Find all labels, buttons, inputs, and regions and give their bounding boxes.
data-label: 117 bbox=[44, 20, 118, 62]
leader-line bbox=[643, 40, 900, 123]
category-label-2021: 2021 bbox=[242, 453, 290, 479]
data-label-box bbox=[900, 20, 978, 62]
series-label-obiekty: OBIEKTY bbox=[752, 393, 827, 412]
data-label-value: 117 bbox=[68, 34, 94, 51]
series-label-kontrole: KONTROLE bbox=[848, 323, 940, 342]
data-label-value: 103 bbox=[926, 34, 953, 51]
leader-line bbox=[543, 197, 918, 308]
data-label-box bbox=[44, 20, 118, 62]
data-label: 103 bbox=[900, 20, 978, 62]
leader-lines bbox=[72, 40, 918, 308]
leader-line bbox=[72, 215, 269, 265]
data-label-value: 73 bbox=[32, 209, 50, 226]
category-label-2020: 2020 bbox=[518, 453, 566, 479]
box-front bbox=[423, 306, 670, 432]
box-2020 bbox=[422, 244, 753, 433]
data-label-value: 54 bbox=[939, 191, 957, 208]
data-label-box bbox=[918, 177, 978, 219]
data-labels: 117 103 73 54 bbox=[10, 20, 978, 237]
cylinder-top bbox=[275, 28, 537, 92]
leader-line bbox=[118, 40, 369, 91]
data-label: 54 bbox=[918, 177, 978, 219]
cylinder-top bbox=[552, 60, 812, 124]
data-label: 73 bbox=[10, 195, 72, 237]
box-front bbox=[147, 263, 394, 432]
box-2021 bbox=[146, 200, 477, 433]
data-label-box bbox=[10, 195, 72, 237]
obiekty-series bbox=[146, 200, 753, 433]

• [TASK STATEMENT]:
Reproduce every line of the records above word for word, in the same order.

• [WRITTEN ANSWER]:
Find all labels, buttons, inputs, and regions and give their bounding boxes.
data-label: 117 bbox=[44, 20, 118, 62]
leader-line bbox=[643, 40, 900, 123]
category-label-2021: 2021 bbox=[242, 453, 290, 479]
data-label-box bbox=[900, 20, 978, 62]
series-label-obiekty: OBIEKTY bbox=[752, 393, 827, 412]
data-label-value: 117 bbox=[68, 34, 94, 51]
series-label-kontrole: KONTROLE bbox=[848, 323, 940, 342]
data-label-value: 103 bbox=[926, 34, 953, 51]
leader-line bbox=[543, 197, 918, 308]
data-label-box bbox=[44, 20, 118, 62]
data-label: 103 bbox=[900, 20, 978, 62]
leader-lines bbox=[72, 40, 918, 308]
leader-line bbox=[72, 215, 269, 265]
data-label-value: 73 bbox=[32, 209, 50, 226]
category-label-2020: 2020 bbox=[518, 453, 566, 479]
box-front bbox=[423, 306, 670, 432]
box-2020 bbox=[422, 244, 753, 433]
data-label-value: 54 bbox=[939, 191, 957, 208]
data-label-box bbox=[918, 177, 978, 219]
data-labels: 117 103 73 54 bbox=[10, 20, 978, 237]
cylinder-top bbox=[275, 28, 537, 92]
leader-line bbox=[118, 40, 369, 91]
data-label: 54 bbox=[918, 177, 978, 219]
cylinder-top bbox=[552, 60, 812, 124]
data-label: 73 bbox=[10, 195, 72, 237]
box-front bbox=[147, 263, 394, 432]
box-2021 bbox=[146, 200, 477, 433]
data-label-box bbox=[10, 195, 72, 237]
obiekty-series bbox=[146, 200, 753, 433]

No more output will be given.